Each record must be reproduced exactly as it is shown.

:::::

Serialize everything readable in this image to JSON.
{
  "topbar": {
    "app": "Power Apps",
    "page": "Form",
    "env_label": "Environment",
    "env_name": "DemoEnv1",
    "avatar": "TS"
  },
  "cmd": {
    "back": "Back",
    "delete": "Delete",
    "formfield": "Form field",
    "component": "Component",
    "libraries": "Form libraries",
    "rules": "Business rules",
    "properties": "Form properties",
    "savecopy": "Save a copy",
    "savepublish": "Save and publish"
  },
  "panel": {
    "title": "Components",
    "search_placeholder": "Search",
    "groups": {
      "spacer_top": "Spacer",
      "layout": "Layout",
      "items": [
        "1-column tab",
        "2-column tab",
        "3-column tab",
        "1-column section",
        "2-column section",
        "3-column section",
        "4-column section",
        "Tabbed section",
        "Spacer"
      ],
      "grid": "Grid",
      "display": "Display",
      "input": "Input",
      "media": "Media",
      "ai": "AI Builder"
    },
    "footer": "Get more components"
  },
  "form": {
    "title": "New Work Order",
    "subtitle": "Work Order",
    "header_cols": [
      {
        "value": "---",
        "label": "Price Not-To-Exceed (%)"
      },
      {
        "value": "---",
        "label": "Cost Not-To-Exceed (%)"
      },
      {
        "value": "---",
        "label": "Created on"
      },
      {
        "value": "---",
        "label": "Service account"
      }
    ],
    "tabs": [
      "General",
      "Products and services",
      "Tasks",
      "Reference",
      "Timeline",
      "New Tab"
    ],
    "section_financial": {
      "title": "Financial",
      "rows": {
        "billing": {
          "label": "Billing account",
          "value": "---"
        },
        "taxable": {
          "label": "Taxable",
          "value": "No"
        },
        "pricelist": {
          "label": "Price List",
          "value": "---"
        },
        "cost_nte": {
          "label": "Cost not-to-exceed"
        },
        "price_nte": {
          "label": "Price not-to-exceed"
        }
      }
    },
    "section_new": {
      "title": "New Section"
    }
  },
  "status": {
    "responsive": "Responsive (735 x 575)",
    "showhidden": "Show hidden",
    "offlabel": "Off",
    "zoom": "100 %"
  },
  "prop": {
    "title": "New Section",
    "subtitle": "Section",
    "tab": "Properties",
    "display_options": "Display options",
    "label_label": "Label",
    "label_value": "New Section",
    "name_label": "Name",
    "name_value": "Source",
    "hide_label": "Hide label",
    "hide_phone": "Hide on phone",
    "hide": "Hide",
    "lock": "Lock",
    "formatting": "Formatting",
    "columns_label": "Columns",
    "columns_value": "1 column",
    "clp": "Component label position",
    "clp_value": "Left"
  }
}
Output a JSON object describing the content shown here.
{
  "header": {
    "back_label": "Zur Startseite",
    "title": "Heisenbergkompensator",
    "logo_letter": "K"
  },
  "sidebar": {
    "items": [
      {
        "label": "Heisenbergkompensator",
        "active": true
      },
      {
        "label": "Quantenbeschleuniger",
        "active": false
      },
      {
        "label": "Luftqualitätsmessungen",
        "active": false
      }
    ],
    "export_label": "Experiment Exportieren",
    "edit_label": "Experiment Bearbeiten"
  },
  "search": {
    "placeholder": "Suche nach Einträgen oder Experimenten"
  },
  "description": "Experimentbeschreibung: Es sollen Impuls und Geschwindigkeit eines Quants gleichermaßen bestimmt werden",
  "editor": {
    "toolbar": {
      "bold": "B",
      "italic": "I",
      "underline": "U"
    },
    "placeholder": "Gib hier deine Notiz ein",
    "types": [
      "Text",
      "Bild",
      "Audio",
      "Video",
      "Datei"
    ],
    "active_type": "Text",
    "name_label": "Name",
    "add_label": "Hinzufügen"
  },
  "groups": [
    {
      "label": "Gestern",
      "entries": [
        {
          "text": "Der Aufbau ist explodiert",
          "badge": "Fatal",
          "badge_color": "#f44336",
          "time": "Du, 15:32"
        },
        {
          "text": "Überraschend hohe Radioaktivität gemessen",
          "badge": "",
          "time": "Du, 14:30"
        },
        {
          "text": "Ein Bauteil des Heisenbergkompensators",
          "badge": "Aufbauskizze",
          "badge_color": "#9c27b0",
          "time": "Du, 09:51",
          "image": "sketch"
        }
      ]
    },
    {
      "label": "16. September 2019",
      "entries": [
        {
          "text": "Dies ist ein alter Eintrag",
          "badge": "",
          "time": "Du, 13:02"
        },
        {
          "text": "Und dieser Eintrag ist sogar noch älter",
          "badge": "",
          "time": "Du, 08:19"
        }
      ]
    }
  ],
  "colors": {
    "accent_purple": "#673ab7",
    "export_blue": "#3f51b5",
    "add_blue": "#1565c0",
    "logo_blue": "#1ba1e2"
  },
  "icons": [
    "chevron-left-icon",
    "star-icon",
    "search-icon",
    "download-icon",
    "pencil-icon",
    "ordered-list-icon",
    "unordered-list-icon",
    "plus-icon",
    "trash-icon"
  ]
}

:::::

COMPLETE ANSWER
Serialize everything readable in this image to JSON.
{
  "topbar": {
    "app": "Power Apps",
    "page": "Form",
    "env_label": "Environment",
    "env_name": "DemoEnv1",
    "avatar": "TS"
  },
  "cmd": {
    "back": "Back",
    "delete": "Delete",
    "formfield": "Form field",
    "component": "Component",
    "libraries": "Form libraries",
    "rules": "Business rules",
    "properties": "Form properties",
    "savecopy": "Save a copy",
    "savepublish": "Save and publish"
  },
  "panel": {
    "title": "Components",
    "search_placeholder": "Search",
    "groups": {
      "spacer_top": "Spacer",
      "layout": "Layout",
      "items": [
        "1-column tab",
        "2-column tab",
        "3-column tab",
        "1-column section",
        "2-column section",
        "3-column section",
        "4-column section",
        "Tabbed section",
        "Spacer"
      ],
      "grid": "Grid",
      "display": "Display",
      "input": "Input",
      "media": "Media",
      "ai": "AI Builder"
    },
    "footer": "Get more components"
  },
  "form": {
    "title": "New Work Order",
    "subtitle": "Work Order",
    "header_cols": [
      {
        "value": "---",
        "label": "Price Not-To-Exceed (%)"
      },
      {
        "value": "---",
        "label": "Cost Not-To-Exceed (%)"
      },
      {
        "value": "---",
        "label": "Created on"
      },
      {
        "value": "---",
        "label": "Service account"
      }
    ],
    "tabs": [
      "General",
      "Products and services",
      "Tasks",
      "Reference",
      "Timeline",
      "New Tab"
    ],
    "section_financial": {
      "title": "Financial",
      "rows": {
        "billing": {
          "label": "Billing account",
          "value": "---"
        },
        "taxable": {
          "label": "Taxable",
          "value": "No"
        },
        "pricelist": {
          "label": "Price List",
          "value": "---"
        },
        "cost_nte": {
          "label": "Cost not-to-exceed"
        },
        "price_nte": {
          "label": "Price not-to-exceed"
        }
      }
    },
    "section_new": {
      "title": "New Section"
    }
  },
  "status": {
    "responsive": "Responsive (735 x 575)",
    "showhidden": "Show hidden",
    "offlabel": "Off",
    "zoom": "100 %"
  },
  "prop": {
    "title": "New Section",
    "subtitle": "Section",
    "tab": "Properties",
    "display_options": "Display options",
    "label_label": "Label",
    "label_value": "New Section",
    "name_label": "Name",
    "name_value": "Source",
    "hide_label": "Hide label",
    "hide_phone": "Hide on phone",
    "hide": "Hide",
    "lock": "Lock",
    "formatting": "Formatting",
    "columns_label": "Columns",
    "columns_value": "1 column",
    "clp": "Component label position",
    "clp_value": "Left"
  }
}
Output a JSON object describing the content shown here.
{
  "header": {
    "back_label": "Zur Startseite",
    "title": "Heisenbergkompensator",
    "logo_letter": "K"
  },
  "sidebar": {
    "items": [
      {
        "label": "Heisenbergkompensator",
        "active": true
      },
      {
        "label": "Quantenbeschleuniger",
        "active": false
      },
      {
        "label": "Luftqualitätsmessungen",
        "active": false
      }
    ],
    "export_label": "Experiment Exportieren",
    "edit_label": "Experiment Bearbeiten"
  },
  "search": {
    "placeholder": "Suche nach Einträgen oder Experimenten"
  },
  "description": "Experimentbeschreibung: Es sollen Impuls und Geschwindigkeit eines Quants gleichermaßen bestimmt werden",
  "editor": {
    "toolbar": {
      "bold": "B",
      "italic": "I",
      "underline": "U"
    },
    "placeholder": "Gib hier deine Notiz ein",
    "types": [
      "Text",
      "Bild",
      "Audio",
      "Video",
      "Datei"
    ],
    "active_type": "Text",
    "name_label": "Name",
    "add_label": "Hinzufügen"
  },
  "groups": [
    {
      "label": "Gestern",
      "entries": [
        {
          "text": "Der Aufbau ist explodiert",
          "badge": "Fatal",
          "badge_color": "#f44336",
          "time": "Du, 15:32"
        },
        {
          "text": "Überraschend hohe Radioaktivität gemessen",
          "badge": "",
          "time": "Du, 14:30"
        },
        {
          "text": "Ein Bauteil des Heisenbergkompensators",
          "badge": "Aufbauskizze",
          "badge_color": "#9c27b0",
          "time": "Du, 09:51",
          "image": "sketch"
        }
      ]
    },
    {
      "label": "16. September 2019",
      "entries": [
        {
          "text": "Dies ist ein alter Eintrag",
          "badge": "",
          "time": "Du, 13:02"
        },
        {
          "text": "Und dieser Eintrag ist sogar noch älter",
          "badge": "",
          "time": "Du, 08:19"
        }
      ]
    }
  ],
  "colors": {
    "accent_purple": "#673ab7",
    "export_blue": "#3f51b5",
    "add_blue": "#1565c0",
    "logo_blue": "#1ba1e2"
  },
  "icons": [
    "chevron-left-icon",
    "star-icon",
    "search-icon",
    "download-icon",
    "pencil-icon",
    "ordered-list-icon",
    "unordered-list-icon",
    "plus-icon",
    "trash-icon"
  ]
}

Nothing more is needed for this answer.